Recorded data
════════
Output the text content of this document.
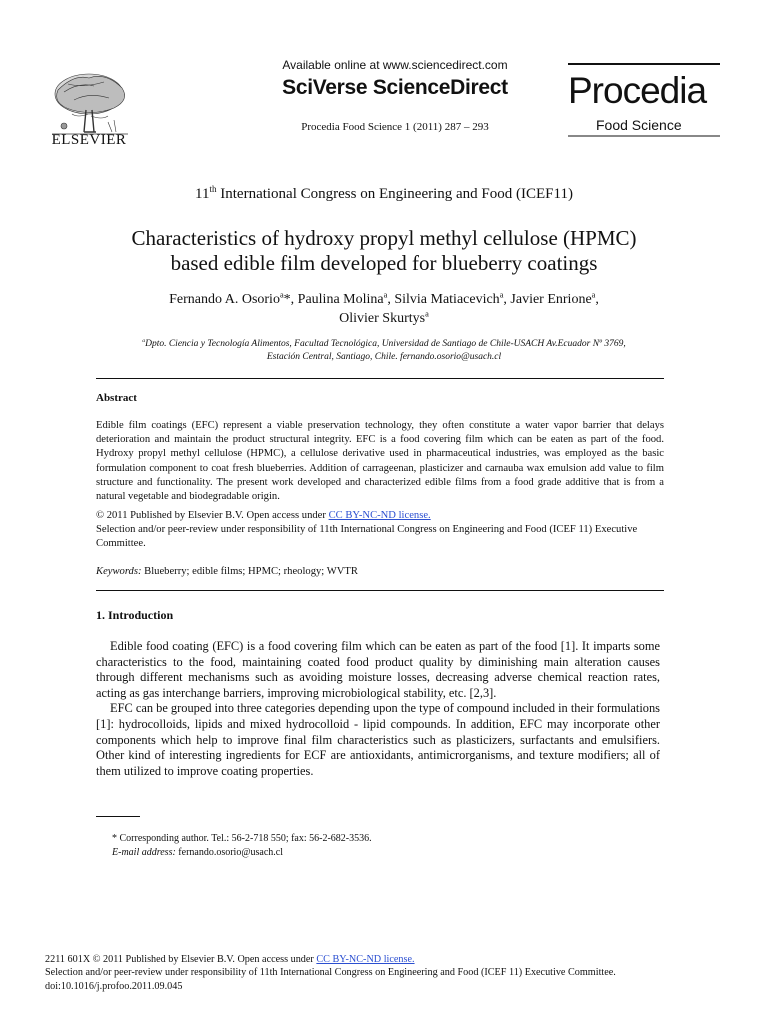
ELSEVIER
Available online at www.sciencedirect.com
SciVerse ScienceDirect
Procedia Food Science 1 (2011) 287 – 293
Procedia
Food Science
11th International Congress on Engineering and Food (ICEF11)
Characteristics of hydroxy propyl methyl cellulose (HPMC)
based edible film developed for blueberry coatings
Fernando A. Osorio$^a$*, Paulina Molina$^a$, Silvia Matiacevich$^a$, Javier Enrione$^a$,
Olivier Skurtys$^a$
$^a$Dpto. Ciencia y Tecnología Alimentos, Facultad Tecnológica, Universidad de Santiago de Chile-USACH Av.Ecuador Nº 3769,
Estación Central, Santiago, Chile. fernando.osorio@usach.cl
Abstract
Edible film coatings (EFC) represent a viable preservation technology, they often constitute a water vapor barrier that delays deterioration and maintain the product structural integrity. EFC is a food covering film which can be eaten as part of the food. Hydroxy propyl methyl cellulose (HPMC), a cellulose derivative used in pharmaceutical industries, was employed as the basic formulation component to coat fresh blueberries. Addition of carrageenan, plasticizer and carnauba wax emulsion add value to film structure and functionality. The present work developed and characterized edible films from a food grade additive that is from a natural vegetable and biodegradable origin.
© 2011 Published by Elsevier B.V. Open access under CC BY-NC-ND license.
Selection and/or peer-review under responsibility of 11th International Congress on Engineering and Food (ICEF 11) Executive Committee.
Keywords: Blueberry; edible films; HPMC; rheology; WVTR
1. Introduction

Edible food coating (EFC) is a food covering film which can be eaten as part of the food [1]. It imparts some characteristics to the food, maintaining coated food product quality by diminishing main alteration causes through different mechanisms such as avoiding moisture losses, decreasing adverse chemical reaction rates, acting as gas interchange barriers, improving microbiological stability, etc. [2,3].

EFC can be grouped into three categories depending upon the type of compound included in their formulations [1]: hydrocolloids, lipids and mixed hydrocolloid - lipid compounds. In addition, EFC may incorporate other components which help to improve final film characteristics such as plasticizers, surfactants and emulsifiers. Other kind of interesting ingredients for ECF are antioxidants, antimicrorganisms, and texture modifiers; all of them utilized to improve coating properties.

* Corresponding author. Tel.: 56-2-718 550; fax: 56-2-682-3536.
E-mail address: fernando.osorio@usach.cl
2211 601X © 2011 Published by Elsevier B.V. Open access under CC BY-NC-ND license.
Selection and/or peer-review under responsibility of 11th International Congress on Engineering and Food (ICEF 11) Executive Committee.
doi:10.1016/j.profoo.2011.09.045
════════
**Task prompt**
Restate each entry word for word, please, but drop any images it holds.

**The reply**
Output the text content of this document.
ELSEVIER
Available online at www.sciencedirect.com
SciVerse ScienceDirect
Procedia Food Science 1 (2011) 287 – 293
Procedia
Food Science
11th International Congress on Engineering and Food (ICEF11)
Characteristics of hydroxy propyl methyl cellulose (HPMC)
based edible film developed for blueberry coatings
Fernando A. Osorio$^a$*, Paulina Molina$^a$, Silvia Matiacevich$^a$, Javier Enrione$^a$,
Olivier Skurtys$^a$
$^a$Dpto. Ciencia y Tecnología Alimentos, Facultad Tecnológica, Universidad de Santiago de Chile-USACH Av.Ecuador Nº 3769,
Estación Central, Santiago, Chile. fernando.osorio@usach.cl
Abstract
Edible film coatings (EFC) represent a viable preservation technology, they often constitute a water vapor barrier that delays deterioration and maintain the product structural integrity. EFC is a food covering film which can be eaten as part of the food. Hydroxy propyl methyl cellulose (HPMC), a cellulose derivative used in pharmaceutical industries, was employed as the basic formulation component to coat fresh blueberries. Addition of carrageenan, plasticizer and carnauba wax emulsion add value to film structure and functionality. The present work developed and characterized edible films from a food grade additive that is from a natural vegetable and biodegradable origin.
© 2011 Published by Elsevier B.V. Open access under CC BY-NC-ND license.
Selection and/or peer-review under responsibility of 11th International Congress on Engineering and Food (ICEF 11) Executive Committee.
Keywords: Blueberry; edible films; HPMC; rheology; WVTR
1. Introduction

Edible food coating (EFC) is a food covering film which can be eaten as part of the food [1]. It imparts some characteristics to the food, maintaining coated food product quality by diminishing main alteration causes through different mechanisms such as avoiding moisture losses, decreasing adverse chemical reaction rates, acting as gas interchange barriers, improving microbiological stability, etc. [2,3].

EFC can be grouped into three categories depending upon the type of compound included in their formulations [1]: hydrocolloids, lipids and mixed hydrocolloid - lipid compounds. In addition, EFC may incorporate other components which help to improve final film characteristics such as plasticizers, surfactants and emulsifiers. Other kind of interesting ingredients for ECF are antioxidants, antimicrorganisms, and texture modifiers; all of them utilized to improve coating properties.

* Corresponding author. Tel.: 56-2-718 550; fax: 56-2-682-3536.
E-mail address: fernando.osorio@usach.cl
2211 601X © 2011 Published by Elsevier B.V. Open access under CC BY-NC-ND license.
Selection and/or peer-review under responsibility of 11th International Congress on Engineering and Food (ICEF 11) Executive Committee.
doi:10.1016/j.profoo.2011.09.045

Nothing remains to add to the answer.